#### REQUIREMENT
Filter the data for lines with the word "ريال", then copy every line so identified.

— START INFORMATION SUPPLIED —

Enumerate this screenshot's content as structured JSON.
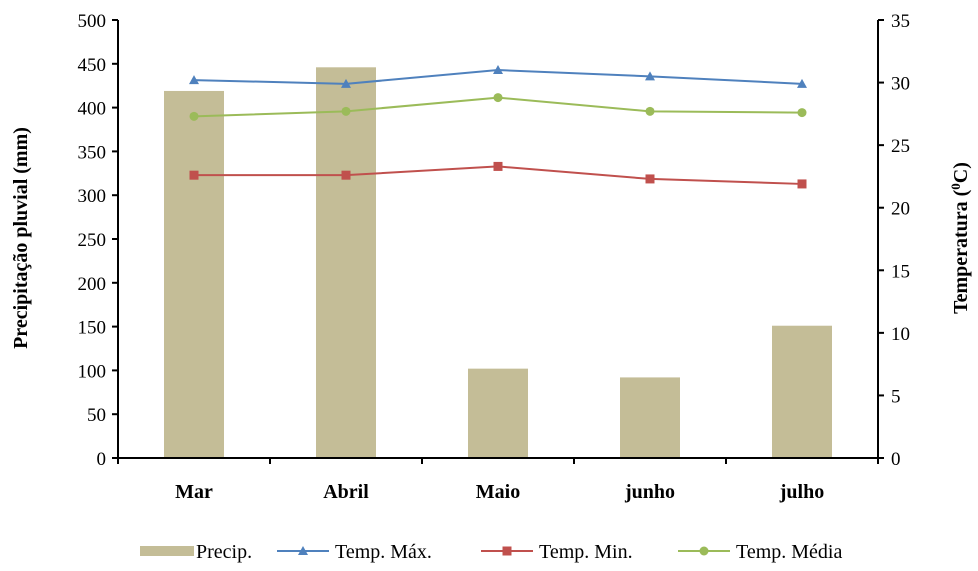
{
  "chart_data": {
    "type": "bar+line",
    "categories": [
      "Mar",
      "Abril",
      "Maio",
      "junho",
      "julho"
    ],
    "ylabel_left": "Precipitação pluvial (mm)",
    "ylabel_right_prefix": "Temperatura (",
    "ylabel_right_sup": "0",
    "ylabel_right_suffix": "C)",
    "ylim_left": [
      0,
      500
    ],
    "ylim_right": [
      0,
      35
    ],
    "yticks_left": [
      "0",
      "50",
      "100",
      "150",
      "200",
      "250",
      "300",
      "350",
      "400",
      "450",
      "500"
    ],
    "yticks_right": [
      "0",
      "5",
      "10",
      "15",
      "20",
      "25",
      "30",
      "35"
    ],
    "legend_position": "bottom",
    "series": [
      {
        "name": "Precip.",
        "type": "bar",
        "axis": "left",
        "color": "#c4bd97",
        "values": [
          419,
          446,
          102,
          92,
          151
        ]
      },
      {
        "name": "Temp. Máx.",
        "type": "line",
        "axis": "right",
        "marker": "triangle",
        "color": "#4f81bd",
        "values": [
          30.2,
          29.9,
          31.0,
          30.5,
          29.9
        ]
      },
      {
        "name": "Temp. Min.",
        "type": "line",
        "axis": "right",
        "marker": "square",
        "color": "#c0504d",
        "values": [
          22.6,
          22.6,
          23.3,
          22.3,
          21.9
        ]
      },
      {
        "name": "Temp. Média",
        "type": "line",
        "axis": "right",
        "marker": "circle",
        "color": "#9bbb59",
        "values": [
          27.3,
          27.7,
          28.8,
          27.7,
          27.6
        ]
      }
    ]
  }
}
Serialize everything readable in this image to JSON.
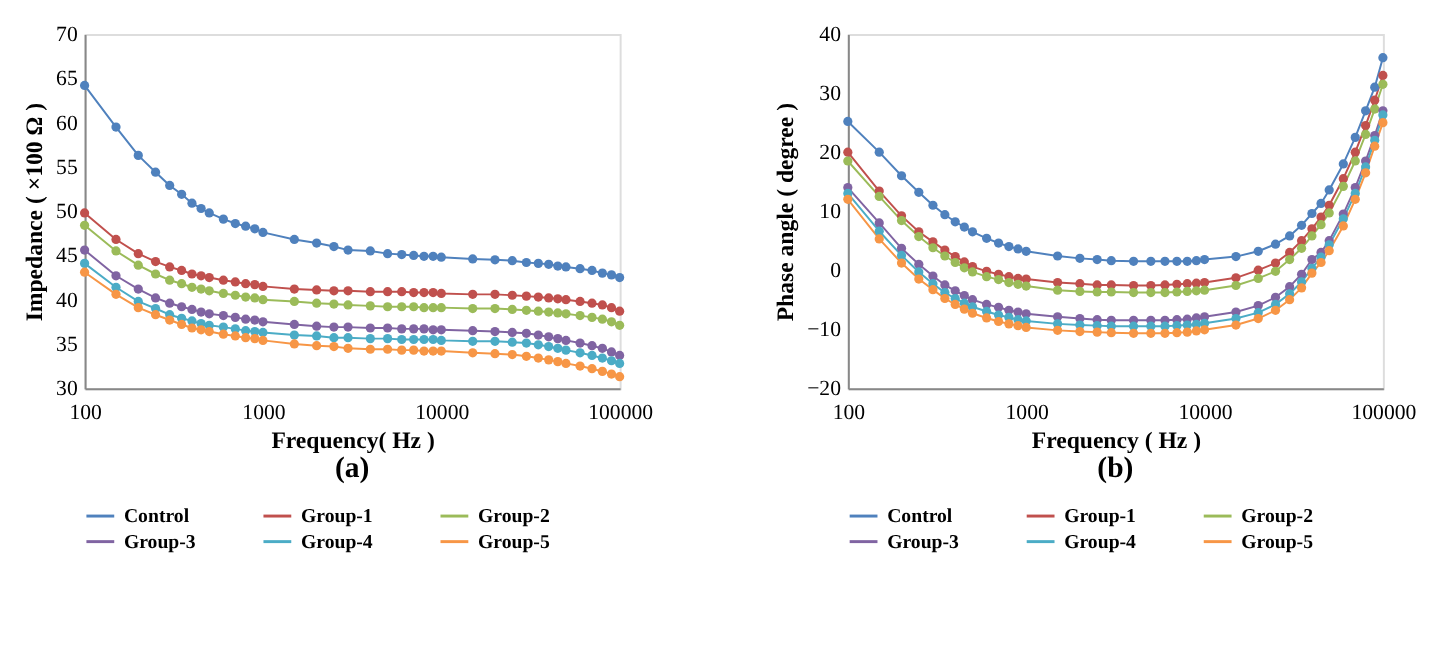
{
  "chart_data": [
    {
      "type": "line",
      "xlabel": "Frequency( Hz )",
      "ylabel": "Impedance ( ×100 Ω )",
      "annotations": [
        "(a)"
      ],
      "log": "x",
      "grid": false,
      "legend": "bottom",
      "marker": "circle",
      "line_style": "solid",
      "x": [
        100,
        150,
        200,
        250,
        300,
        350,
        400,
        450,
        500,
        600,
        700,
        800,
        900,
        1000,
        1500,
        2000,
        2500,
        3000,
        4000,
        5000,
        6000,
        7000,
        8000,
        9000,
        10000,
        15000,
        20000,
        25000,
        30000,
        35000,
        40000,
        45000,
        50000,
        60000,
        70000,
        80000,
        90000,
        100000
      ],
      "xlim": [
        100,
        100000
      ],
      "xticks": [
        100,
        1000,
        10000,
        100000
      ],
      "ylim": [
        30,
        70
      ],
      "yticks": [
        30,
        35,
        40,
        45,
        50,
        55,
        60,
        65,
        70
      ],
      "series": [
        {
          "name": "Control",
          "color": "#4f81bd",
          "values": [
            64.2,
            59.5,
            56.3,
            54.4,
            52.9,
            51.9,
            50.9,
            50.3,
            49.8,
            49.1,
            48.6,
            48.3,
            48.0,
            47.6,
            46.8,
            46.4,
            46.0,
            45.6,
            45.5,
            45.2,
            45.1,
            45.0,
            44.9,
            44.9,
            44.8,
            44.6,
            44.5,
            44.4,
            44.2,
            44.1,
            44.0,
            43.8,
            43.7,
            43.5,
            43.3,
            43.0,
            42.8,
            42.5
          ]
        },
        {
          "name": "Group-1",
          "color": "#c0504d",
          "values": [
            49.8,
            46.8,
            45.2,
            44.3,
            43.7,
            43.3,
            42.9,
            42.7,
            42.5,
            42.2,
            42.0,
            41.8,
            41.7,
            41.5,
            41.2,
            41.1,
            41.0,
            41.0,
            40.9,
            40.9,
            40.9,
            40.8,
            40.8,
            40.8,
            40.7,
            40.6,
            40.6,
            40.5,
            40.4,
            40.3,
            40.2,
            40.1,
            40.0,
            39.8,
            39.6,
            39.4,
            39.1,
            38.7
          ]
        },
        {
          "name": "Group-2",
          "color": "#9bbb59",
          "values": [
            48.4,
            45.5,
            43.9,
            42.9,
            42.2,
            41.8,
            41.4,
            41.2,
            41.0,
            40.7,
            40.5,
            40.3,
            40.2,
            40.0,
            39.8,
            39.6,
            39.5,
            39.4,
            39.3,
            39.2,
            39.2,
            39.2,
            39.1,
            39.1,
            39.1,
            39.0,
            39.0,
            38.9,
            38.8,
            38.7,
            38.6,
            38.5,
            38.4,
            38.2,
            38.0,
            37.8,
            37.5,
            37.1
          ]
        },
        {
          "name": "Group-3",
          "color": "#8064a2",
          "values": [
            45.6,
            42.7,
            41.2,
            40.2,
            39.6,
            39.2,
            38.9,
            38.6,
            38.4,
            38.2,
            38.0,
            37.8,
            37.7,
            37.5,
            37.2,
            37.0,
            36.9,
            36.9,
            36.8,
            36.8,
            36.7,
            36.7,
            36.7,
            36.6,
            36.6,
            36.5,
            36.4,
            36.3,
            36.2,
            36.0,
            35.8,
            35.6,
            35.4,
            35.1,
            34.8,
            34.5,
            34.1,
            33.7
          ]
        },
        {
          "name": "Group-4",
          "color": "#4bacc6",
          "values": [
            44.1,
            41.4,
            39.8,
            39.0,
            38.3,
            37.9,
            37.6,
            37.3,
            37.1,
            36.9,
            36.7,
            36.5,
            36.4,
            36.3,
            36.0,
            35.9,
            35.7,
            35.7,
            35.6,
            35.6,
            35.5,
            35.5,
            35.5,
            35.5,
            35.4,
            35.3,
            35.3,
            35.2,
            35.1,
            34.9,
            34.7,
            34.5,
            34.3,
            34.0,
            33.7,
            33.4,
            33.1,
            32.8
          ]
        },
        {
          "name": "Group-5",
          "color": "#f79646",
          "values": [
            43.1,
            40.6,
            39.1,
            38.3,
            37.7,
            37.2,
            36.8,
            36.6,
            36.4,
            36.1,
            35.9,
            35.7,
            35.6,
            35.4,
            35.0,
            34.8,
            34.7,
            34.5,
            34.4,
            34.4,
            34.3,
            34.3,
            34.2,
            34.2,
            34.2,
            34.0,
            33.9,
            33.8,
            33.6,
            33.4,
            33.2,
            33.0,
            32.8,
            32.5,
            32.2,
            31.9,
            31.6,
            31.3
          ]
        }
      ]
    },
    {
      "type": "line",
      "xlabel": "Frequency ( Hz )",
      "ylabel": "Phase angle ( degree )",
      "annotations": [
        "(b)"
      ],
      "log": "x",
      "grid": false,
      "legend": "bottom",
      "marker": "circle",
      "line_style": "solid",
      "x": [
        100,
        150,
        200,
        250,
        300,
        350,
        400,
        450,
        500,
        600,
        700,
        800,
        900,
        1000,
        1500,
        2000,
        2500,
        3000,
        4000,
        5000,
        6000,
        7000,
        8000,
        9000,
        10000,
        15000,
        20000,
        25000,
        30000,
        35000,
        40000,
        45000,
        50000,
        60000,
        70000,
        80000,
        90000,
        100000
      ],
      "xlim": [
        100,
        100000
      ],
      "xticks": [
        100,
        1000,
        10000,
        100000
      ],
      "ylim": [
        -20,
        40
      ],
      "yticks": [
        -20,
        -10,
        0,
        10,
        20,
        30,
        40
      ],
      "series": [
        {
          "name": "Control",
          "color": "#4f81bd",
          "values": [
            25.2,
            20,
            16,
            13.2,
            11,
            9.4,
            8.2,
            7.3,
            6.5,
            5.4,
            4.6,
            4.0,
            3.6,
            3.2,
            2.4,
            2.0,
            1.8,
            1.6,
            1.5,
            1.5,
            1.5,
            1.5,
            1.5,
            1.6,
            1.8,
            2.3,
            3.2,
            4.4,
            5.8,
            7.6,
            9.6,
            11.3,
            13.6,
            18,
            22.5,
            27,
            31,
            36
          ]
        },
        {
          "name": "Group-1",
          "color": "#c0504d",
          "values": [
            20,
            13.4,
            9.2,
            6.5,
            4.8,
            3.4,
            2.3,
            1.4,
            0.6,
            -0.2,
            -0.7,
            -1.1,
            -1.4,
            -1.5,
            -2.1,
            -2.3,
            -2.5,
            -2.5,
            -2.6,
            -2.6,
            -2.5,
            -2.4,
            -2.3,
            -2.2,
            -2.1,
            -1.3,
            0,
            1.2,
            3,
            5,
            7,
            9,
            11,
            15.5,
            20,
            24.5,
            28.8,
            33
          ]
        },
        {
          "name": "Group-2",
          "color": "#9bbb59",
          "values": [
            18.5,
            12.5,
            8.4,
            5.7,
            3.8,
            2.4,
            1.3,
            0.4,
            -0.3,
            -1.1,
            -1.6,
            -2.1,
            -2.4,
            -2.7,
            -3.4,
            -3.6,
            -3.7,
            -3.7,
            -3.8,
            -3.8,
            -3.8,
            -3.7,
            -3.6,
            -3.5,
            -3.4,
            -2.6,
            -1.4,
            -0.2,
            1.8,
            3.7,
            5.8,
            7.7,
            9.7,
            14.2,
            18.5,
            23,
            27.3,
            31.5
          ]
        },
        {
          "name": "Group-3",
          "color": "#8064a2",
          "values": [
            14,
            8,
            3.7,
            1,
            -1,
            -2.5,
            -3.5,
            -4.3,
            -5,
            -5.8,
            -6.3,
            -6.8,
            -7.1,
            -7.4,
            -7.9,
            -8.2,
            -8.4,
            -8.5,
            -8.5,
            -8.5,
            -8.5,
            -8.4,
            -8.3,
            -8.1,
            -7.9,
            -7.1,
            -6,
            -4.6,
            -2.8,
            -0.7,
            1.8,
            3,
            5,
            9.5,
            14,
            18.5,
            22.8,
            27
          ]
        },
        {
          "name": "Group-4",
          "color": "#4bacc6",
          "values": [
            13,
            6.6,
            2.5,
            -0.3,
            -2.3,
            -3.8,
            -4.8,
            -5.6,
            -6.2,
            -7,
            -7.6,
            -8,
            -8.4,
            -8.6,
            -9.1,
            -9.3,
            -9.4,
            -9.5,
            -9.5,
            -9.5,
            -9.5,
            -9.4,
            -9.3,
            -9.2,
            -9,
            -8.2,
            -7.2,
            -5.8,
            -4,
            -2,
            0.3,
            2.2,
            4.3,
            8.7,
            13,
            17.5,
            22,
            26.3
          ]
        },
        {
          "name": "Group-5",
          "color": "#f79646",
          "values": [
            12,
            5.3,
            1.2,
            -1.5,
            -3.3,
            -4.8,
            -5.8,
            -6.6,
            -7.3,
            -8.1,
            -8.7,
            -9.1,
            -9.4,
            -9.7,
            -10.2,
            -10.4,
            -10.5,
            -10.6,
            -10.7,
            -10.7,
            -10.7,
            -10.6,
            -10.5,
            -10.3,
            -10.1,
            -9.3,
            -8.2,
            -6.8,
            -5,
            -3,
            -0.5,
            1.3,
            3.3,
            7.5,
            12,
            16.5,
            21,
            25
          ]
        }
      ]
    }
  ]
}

— END INFORMATION SUPPLIED —
— START INFORMATION SUPPLIED —

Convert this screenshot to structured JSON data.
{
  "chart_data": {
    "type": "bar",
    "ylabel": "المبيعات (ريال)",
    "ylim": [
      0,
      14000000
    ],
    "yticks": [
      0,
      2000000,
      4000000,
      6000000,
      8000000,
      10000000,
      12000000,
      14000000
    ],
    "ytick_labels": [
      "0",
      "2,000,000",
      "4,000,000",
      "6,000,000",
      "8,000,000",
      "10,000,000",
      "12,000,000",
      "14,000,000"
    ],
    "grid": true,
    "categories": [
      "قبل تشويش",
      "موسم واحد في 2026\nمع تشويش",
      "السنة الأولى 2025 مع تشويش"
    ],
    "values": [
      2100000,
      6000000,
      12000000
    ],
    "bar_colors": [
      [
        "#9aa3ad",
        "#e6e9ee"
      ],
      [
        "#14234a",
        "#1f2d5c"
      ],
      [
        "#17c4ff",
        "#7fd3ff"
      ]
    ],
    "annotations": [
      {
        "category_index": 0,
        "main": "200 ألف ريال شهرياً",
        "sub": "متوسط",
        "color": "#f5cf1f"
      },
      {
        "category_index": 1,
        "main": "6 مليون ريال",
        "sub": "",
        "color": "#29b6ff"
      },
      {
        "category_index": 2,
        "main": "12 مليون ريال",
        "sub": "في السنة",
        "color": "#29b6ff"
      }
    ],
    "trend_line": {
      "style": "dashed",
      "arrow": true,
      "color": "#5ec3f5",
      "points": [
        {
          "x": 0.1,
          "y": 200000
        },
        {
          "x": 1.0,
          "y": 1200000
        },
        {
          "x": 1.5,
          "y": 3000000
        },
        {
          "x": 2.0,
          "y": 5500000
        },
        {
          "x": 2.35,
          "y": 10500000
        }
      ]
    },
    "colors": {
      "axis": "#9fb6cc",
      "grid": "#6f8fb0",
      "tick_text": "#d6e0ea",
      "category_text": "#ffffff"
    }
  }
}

— END INFORMATION SUPPLIED —
— START INFORMATION SUPPLIED —

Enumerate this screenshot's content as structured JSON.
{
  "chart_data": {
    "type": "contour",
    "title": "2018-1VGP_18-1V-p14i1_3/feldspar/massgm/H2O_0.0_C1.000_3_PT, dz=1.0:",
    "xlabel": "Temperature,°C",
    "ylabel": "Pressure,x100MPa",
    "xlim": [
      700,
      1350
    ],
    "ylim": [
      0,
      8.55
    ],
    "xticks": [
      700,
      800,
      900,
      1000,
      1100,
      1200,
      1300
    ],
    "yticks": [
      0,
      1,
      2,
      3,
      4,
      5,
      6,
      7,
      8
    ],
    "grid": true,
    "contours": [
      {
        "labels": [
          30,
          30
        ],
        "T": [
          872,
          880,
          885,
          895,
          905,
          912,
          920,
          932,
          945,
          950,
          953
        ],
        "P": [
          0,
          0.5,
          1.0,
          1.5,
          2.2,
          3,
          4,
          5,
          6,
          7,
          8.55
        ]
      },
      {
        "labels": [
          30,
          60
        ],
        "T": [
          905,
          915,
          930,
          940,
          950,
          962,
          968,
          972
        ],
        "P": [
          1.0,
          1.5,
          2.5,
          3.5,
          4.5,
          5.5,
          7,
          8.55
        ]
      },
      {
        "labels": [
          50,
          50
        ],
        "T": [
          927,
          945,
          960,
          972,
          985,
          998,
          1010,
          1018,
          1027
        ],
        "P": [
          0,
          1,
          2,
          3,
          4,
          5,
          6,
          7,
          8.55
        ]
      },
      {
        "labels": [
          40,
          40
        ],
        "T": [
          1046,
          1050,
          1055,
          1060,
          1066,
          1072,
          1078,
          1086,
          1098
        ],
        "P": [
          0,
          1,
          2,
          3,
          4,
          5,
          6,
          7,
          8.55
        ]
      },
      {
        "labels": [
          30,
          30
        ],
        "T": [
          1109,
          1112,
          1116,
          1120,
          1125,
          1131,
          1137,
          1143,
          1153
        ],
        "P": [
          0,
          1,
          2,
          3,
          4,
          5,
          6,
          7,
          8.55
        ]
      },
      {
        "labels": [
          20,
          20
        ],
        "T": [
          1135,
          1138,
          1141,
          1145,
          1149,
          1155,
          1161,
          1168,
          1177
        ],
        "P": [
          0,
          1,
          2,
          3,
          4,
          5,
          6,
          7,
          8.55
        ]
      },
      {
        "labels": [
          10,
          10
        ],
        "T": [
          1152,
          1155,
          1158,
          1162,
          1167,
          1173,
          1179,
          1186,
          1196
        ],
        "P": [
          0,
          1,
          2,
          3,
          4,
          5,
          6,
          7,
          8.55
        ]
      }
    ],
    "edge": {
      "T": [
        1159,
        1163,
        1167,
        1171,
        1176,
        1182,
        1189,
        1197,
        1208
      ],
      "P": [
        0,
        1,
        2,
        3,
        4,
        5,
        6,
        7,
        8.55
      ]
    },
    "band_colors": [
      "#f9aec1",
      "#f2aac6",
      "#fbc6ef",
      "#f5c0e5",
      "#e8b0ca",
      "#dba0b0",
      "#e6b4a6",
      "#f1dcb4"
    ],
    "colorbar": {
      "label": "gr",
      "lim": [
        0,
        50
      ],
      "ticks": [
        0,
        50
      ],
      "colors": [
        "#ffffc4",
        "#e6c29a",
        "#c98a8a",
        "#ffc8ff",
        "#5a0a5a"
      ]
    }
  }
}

— END INFORMATION SUPPLIED —

#### ANSWER TO THIS EXERCISE
    "ylabel": "المبيعات (ريال)",
        "main": "200 ألف ريال شهرياً",
        "main": "6 مليون ريال",
        "main": "12 مليون ريال",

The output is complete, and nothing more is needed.